**Required work:**
Output the material word for word. Leave each picture out.
** Start Record extracts **
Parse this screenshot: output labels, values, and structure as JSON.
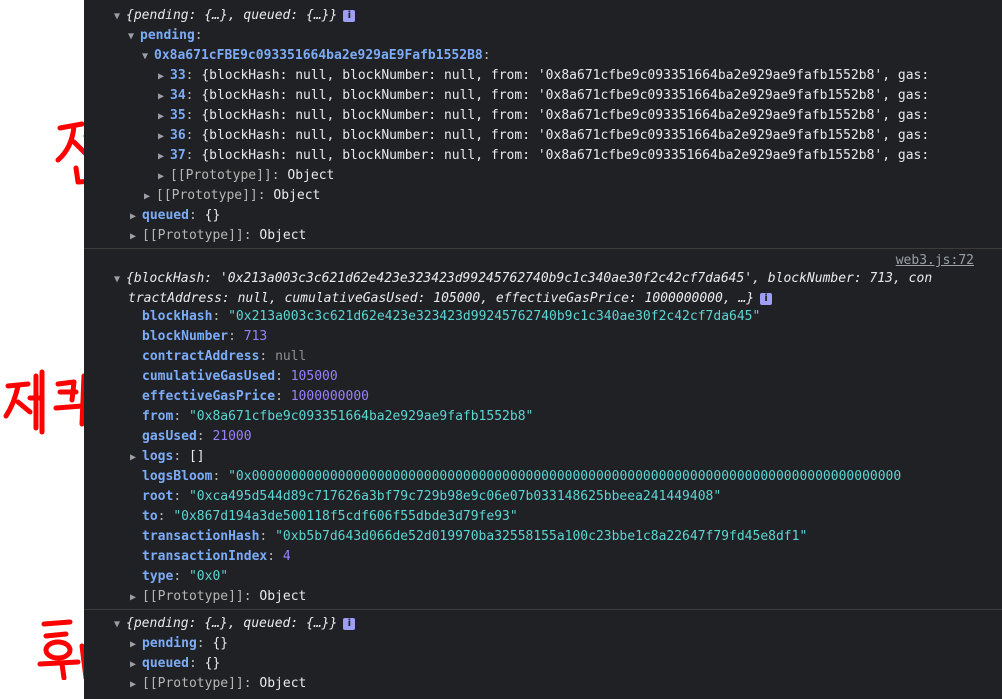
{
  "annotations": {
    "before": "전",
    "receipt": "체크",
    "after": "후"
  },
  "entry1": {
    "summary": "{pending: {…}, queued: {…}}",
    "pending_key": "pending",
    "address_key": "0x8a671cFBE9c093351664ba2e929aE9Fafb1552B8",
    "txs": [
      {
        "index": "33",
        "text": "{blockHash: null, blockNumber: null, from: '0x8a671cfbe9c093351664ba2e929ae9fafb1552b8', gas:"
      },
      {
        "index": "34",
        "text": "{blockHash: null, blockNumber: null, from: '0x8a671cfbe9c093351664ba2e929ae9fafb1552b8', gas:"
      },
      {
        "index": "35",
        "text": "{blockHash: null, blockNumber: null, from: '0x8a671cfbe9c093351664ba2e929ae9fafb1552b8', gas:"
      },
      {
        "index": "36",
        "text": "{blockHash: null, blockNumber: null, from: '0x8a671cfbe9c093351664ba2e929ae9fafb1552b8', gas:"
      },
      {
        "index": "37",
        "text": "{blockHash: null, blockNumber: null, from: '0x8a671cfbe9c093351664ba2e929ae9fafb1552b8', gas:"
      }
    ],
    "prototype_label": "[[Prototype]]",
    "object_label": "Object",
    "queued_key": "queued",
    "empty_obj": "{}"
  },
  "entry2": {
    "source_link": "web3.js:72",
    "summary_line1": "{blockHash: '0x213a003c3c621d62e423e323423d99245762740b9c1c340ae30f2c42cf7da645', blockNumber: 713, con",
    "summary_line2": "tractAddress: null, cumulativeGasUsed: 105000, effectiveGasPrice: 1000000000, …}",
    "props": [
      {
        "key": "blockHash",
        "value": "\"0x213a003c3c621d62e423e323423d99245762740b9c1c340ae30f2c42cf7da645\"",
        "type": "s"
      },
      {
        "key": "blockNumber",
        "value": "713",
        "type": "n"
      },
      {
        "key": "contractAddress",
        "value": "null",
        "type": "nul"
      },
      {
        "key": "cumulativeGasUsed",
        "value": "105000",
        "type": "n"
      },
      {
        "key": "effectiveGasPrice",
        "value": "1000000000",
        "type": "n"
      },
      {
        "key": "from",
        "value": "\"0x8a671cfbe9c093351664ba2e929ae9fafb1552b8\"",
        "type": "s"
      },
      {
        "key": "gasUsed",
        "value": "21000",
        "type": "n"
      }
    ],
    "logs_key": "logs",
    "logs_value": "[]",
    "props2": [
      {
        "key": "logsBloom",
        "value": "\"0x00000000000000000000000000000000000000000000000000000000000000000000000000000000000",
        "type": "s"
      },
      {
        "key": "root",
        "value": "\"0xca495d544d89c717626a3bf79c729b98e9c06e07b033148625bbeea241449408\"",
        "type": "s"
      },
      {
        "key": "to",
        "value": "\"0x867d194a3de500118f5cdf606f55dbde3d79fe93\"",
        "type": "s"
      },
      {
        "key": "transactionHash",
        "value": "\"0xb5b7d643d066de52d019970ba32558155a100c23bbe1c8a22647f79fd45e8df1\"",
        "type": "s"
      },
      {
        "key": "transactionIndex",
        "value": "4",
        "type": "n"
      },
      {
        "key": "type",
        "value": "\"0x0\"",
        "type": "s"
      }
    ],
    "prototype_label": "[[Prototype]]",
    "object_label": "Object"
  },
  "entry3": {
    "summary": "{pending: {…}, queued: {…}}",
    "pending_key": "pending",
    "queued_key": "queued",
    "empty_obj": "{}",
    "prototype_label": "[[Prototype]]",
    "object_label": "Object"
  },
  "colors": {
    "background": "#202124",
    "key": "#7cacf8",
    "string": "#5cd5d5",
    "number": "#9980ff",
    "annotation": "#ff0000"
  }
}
** End Record extracts **
**Answer to the problem:**
Parse this screenshot: output labels, values, and structure as JSON.
{
  "annotations": {
    "before": "전",
    "receipt": "체크",
    "after": "후"
  },
  "entry1": {
    "summary": "{pending: {…}, queued: {…}}",
    "pending_key": "pending",
    "address_key": "0x8a671cFBE9c093351664ba2e929aE9Fafb1552B8",
    "txs": [
      {
        "index": "33",
        "text": "{blockHash: null, blockNumber: null, from: '0x8a671cfbe9c093351664ba2e929ae9fafb1552b8', gas:"
      },
      {
        "index": "34",
        "text": "{blockHash: null, blockNumber: null, from: '0x8a671cfbe9c093351664ba2e929ae9fafb1552b8', gas:"
      },
      {
        "index": "35",
        "text": "{blockHash: null, blockNumber: null, from: '0x8a671cfbe9c093351664ba2e929ae9fafb1552b8', gas:"
      },
      {
        "index": "36",
        "text": "{blockHash: null, blockNumber: null, from: '0x8a671cfbe9c093351664ba2e929ae9fafb1552b8', gas:"
      },
      {
        "index": "37",
        "text": "{blockHash: null, blockNumber: null, from: '0x8a671cfbe9c093351664ba2e929ae9fafb1552b8', gas:"
      }
    ],
    "prototype_label": "[[Prototype]]",
    "object_label": "Object",
    "queued_key": "queued",
    "empty_obj": "{}"
  },
  "entry2": {
    "source_link": "web3.js:72",
    "summary_line1": "{blockHash: '0x213a003c3c621d62e423e323423d99245762740b9c1c340ae30f2c42cf7da645', blockNumber: 713, con",
    "summary_line2": "tractAddress: null, cumulativeGasUsed: 105000, effectiveGasPrice: 1000000000, …}",
    "props": [
      {
        "key": "blockHash",
        "value": "\"0x213a003c3c621d62e423e323423d99245762740b9c1c340ae30f2c42cf7da645\"",
        "type": "s"
      },
      {
        "key": "blockNumber",
        "value": "713",
        "type": "n"
      },
      {
        "key": "contractAddress",
        "value": "null",
        "type": "nul"
      },
      {
        "key": "cumulativeGasUsed",
        "value": "105000",
        "type": "n"
      },
      {
        "key": "effectiveGasPrice",
        "value": "1000000000",
        "type": "n"
      },
      {
        "key": "from",
        "value": "\"0x8a671cfbe9c093351664ba2e929ae9fafb1552b8\"",
        "type": "s"
      },
      {
        "key": "gasUsed",
        "value": "21000",
        "type": "n"
      }
    ],
    "logs_key": "logs",
    "logs_value": "[]",
    "props2": [
      {
        "key": "logsBloom",
        "value": "\"0x00000000000000000000000000000000000000000000000000000000000000000000000000000000000",
        "type": "s"
      },
      {
        "key": "root",
        "value": "\"0xca495d544d89c717626a3bf79c729b98e9c06e07b033148625bbeea241449408\"",
        "type": "s"
      },
      {
        "key": "to",
        "value": "\"0x867d194a3de500118f5cdf606f55dbde3d79fe93\"",
        "type": "s"
      },
      {
        "key": "transactionHash",
        "value": "\"0xb5b7d643d066de52d019970ba32558155a100c23bbe1c8a22647f79fd45e8df1\"",
        "type": "s"
      },
      {
        "key": "transactionIndex",
        "value": "4",
        "type": "n"
      },
      {
        "key": "type",
        "value": "\"0x0\"",
        "type": "s"
      }
    ],
    "prototype_label": "[[Prototype]]",
    "object_label": "Object"
  },
  "entry3": {
    "summary": "{pending: {…}, queued: {…}}",
    "pending_key": "pending",
    "queued_key": "queued",
    "empty_obj": "{}",
    "prototype_label": "[[Prototype]]",
    "object_label": "Object"
  },
  "colors": {
    "background": "#202124",
    "key": "#7cacf8",
    "string": "#5cd5d5",
    "number": "#9980ff",
    "annotation": "#ff0000"
  }
}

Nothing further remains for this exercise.